### Set problem:
Your task is to print all of the material verbatim.
*** Stored records
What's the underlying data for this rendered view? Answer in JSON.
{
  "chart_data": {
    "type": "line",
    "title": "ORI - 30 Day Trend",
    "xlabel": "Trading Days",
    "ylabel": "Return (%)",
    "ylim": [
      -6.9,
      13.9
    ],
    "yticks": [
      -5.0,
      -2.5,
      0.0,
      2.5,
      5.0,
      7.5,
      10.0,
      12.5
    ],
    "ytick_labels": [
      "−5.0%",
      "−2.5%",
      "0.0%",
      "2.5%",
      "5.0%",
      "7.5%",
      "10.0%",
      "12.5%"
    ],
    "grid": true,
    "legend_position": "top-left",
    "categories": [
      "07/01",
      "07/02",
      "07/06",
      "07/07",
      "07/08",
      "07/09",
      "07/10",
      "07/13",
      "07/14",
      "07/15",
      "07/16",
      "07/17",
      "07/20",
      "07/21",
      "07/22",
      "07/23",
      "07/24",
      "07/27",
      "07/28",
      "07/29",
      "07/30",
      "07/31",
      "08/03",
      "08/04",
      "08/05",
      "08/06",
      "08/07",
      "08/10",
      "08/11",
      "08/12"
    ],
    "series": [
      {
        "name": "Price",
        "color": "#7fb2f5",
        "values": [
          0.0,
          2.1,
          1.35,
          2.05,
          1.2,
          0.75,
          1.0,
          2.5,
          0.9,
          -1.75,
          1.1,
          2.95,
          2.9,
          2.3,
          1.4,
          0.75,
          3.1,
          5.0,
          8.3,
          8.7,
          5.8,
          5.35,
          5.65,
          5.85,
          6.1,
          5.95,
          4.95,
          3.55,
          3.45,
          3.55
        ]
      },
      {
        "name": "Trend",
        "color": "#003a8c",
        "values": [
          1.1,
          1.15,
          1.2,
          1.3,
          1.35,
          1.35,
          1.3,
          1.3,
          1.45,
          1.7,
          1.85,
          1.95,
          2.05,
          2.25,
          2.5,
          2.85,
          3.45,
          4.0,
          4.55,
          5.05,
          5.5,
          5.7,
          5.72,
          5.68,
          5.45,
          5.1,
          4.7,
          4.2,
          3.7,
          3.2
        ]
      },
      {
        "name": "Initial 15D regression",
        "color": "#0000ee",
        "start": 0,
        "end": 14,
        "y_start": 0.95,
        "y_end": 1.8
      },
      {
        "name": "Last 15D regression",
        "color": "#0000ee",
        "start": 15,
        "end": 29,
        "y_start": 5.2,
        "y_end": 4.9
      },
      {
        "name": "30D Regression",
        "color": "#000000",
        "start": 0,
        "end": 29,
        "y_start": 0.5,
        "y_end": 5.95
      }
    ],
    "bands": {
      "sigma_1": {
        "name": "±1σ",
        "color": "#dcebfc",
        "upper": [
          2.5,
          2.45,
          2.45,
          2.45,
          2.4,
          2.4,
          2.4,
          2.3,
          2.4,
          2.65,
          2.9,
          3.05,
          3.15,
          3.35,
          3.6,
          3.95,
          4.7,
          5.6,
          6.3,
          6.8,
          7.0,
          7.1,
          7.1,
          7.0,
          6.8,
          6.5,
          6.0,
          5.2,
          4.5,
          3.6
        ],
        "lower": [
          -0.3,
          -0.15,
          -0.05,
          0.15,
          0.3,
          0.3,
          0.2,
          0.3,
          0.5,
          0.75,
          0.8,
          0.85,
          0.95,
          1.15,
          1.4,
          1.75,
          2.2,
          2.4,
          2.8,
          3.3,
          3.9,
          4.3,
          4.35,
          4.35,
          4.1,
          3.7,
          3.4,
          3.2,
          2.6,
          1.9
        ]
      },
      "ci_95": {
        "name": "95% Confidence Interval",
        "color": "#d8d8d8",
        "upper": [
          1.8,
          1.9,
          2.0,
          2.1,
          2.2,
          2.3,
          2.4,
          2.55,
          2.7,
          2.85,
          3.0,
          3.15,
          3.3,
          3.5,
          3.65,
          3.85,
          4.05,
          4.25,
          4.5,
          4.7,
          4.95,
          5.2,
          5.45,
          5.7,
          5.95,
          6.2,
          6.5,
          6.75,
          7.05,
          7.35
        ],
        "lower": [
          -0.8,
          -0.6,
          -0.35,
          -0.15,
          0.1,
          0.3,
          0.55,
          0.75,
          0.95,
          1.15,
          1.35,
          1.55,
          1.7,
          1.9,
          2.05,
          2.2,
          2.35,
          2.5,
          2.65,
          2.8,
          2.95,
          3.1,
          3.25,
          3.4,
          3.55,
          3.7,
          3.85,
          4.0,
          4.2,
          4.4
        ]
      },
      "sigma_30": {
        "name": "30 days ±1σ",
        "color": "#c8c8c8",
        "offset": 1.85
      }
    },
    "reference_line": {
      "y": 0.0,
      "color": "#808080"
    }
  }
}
******
### Solved exercise:
What's the underlying data for this rendered view? Answer in JSON.
{
  "chart_data": {
    "type": "line",
    "title": "ORI - 30 Day Trend",
    "xlabel": "Trading Days",
    "ylabel": "Return (%)",
    "ylim": [
      -6.9,
      13.9
    ],
    "yticks": [
      -5.0,
      -2.5,
      0.0,
      2.5,
      5.0,
      7.5,
      10.0,
      12.5
    ],
    "ytick_labels": [
      "−5.0%",
      "−2.5%",
      "0.0%",
      "2.5%",
      "5.0%",
      "7.5%",
      "10.0%",
      "12.5%"
    ],
    "grid": true,
    "legend_position": "top-left",
    "categories": [
      "07/01",
      "07/02",
      "07/06",
      "07/07",
      "07/08",
      "07/09",
      "07/10",
      "07/13",
      "07/14",
      "07/15",
      "07/16",
      "07/17",
      "07/20",
      "07/21",
      "07/22",
      "07/23",
      "07/24",
      "07/27",
      "07/28",
      "07/29",
      "07/30",
      "07/31",
      "08/03",
      "08/04",
      "08/05",
      "08/06",
      "08/07",
      "08/10",
      "08/11",
      "08/12"
    ],
    "series": [
      {
        "name": "Price",
        "color": "#7fb2f5",
        "values": [
          0.0,
          2.1,
          1.35,
          2.05,
          1.2,
          0.75,
          1.0,
          2.5,
          0.9,
          -1.75,
          1.1,
          2.95,
          2.9,
          2.3,
          1.4,
          0.75,
          3.1,
          5.0,
          8.3,
          8.7,
          5.8,
          5.35,
          5.65,
          5.85,
          6.1,
          5.95,
          4.95,
          3.55,
          3.45,
          3.55
        ]
      },
      {
        "name": "Trend",
        "color": "#003a8c",
        "values": [
          1.1,
          1.15,
          1.2,
          1.3,
          1.35,
          1.35,
          1.3,
          1.3,
          1.45,
          1.7,
          1.85,
          1.95,
          2.05,
          2.25,
          2.5,
          2.85,
          3.45,
          4.0,
          4.55,
          5.05,
          5.5,
          5.7,
          5.72,
          5.68,
          5.45,
          5.1,
          4.7,
          4.2,
          3.7,
          3.2
        ]
      },
      {
        "name": "Initial 15D regression",
        "color": "#0000ee",
        "start": 0,
        "end": 14,
        "y_start": 0.95,
        "y_end": 1.8
      },
      {
        "name": "Last 15D regression",
        "color": "#0000ee",
        "start": 15,
        "end": 29,
        "y_start": 5.2,
        "y_end": 4.9
      },
      {
        "name": "30D Regression",
        "color": "#000000",
        "start": 0,
        "end": 29,
        "y_start": 0.5,
        "y_end": 5.95
      }
    ],
    "bands": {
      "sigma_1": {
        "name": "±1σ",
        "color": "#dcebfc",
        "upper": [
          2.5,
          2.45,
          2.45,
          2.45,
          2.4,
          2.4,
          2.4,
          2.3,
          2.4,
          2.65,
          2.9,
          3.05,
          3.15,
          3.35,
          3.6,
          3.95,
          4.7,
          5.6,
          6.3,
          6.8,
          7.0,
          7.1,
          7.1,
          7.0,
          6.8,
          6.5,
          6.0,
          5.2,
          4.5,
          3.6
        ],
        "lower": [
          -0.3,
          -0.15,
          -0.05,
          0.15,
          0.3,
          0.3,
          0.2,
          0.3,
          0.5,
          0.75,
          0.8,
          0.85,
          0.95,
          1.15,
          1.4,
          1.75,
          2.2,
          2.4,
          2.8,
          3.3,
          3.9,
          4.3,
          4.35,
          4.35,
          4.1,
          3.7,
          3.4,
          3.2,
          2.6,
          1.9
        ]
      },
      "ci_95": {
        "name": "95% Confidence Interval",
        "color": "#d8d8d8",
        "upper": [
          1.8,
          1.9,
          2.0,
          2.1,
          2.2,
          2.3,
          2.4,
          2.55,
          2.7,
          2.85,
          3.0,
          3.15,
          3.3,
          3.5,
          3.65,
          3.85,
          4.05,
          4.25,
          4.5,
          4.7,
          4.95,
          5.2,
          5.45,
          5.7,
          5.95,
          6.2,
          6.5,
          6.75,
          7.05,
          7.35
        ],
        "lower": [
          -0.8,
          -0.6,
          -0.35,
          -0.15,
          0.1,
          0.3,
          0.55,
          0.75,
          0.95,
          1.15,
          1.35,
          1.55,
          1.7,
          1.9,
          2.05,
          2.2,
          2.35,
          2.5,
          2.65,
          2.8,
          2.95,
          3.1,
          3.25,
          3.4,
          3.55,
          3.7,
          3.85,
          4.0,
          4.2,
          4.4
        ]
      },
      "sigma_30": {
        "name": "30 days ±1σ",
        "color": "#c8c8c8",
        "offset": 1.85
      }
    },
    "reference_line": {
      "y": 0.0,
      "color": "#808080"
    }
  }
}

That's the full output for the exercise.